In the material below, find every line with "Total" and pull it out.
+ + + + + + +
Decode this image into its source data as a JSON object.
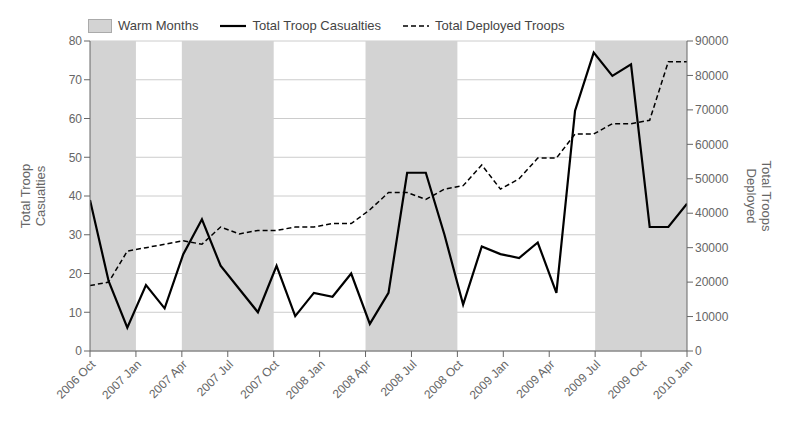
{
  "chart_data": {
    "type": "line",
    "x": [
      0,
      1.21875,
      2.4375,
      3.65625,
      4.875,
      6.09375,
      7.3125,
      8.53125,
      9.75,
      10.96875,
      12.1875,
      13.40625,
      14.625,
      15.84375,
      17.0625,
      18.28125,
      19.5,
      20.71875,
      21.9375,
      23.15625,
      24.375,
      25.59375,
      26.8125,
      28.03125,
      29.25,
      30.46875,
      31.6875,
      32.90625,
      34.125,
      35.34375,
      36.5625,
      37.78125,
      39
    ],
    "xlim": [
      0,
      39
    ],
    "xticks": [
      {
        "value": 0,
        "label": "2006 Oct"
      },
      {
        "value": 3,
        "label": "2007 Jan"
      },
      {
        "value": 6,
        "label": "2007 Apr"
      },
      {
        "value": 9,
        "label": "2007 Jul"
      },
      {
        "value": 12,
        "label": "2007 Oct"
      },
      {
        "value": 15,
        "label": "2008 Jan"
      },
      {
        "value": 18,
        "label": "2008 Apr"
      },
      {
        "value": 21,
        "label": "2008 Jul"
      },
      {
        "value": 24,
        "label": "2008 Oct"
      },
      {
        "value": 27,
        "label": "2009 Jan"
      },
      {
        "value": 30,
        "label": "2009 Apr"
      },
      {
        "value": 33,
        "label": "2009 Jul"
      },
      {
        "value": 36,
        "label": "2009 Oct"
      },
      {
        "value": 39,
        "label": "2010 Jan"
      }
    ],
    "y_label": "Total Troop\nCasualties",
    "y2_label": "Total Troops\nDeployed",
    "ylim": [
      0,
      80
    ],
    "yticks": [
      0,
      10,
      20,
      30,
      40,
      50,
      60,
      70,
      80
    ],
    "y2lim": [
      0,
      90000
    ],
    "y2ticks": [
      0,
      10000,
      20000,
      30000,
      40000,
      50000,
      60000,
      70000,
      80000,
      90000
    ],
    "grid": true,
    "legend": "upper left",
    "bands": [
      {
        "name": "Warm Months",
        "color": "#d3d3d3",
        "spans": [
          [
            0,
            3
          ],
          [
            6,
            12
          ],
          [
            18,
            24
          ],
          [
            33,
            39
          ]
        ]
      }
    ],
    "series": [
      {
        "name": "Total Troop Casualties",
        "color": "#000000",
        "line_style": "solid",
        "values": [
          39,
          18,
          6,
          17,
          11,
          25,
          34,
          22,
          16,
          10,
          22,
          9,
          15,
          14,
          20,
          7,
          15,
          46,
          46,
          30,
          12,
          27,
          25,
          24,
          28,
          15,
          62,
          77,
          71,
          74,
          32,
          32,
          38
        ]
      },
      {
        "name": "Total Deployed Troops",
        "color": "#000000",
        "line_style": "dashed",
        "axis": "y2",
        "values": [
          19000,
          20000,
          29000,
          30000,
          31000,
          32000,
          31000,
          36000,
          34000,
          35000,
          35000,
          36000,
          36000,
          37000,
          37000,
          41000,
          46000,
          46000,
          44000,
          47000,
          48000,
          54000,
          47000,
          50000,
          56000,
          56000,
          63000,
          63000,
          66000,
          66000,
          67000,
          84000,
          84000
        ]
      }
    ]
  }
}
+ + + + + + +
Solution for this task:
    "y_label": "Total Troop\nCasualties",
    "y2_label": "Total Troops\nDeployed",
        "name": "Total Troop Casualties",
        "name": "Total Deployed Troops",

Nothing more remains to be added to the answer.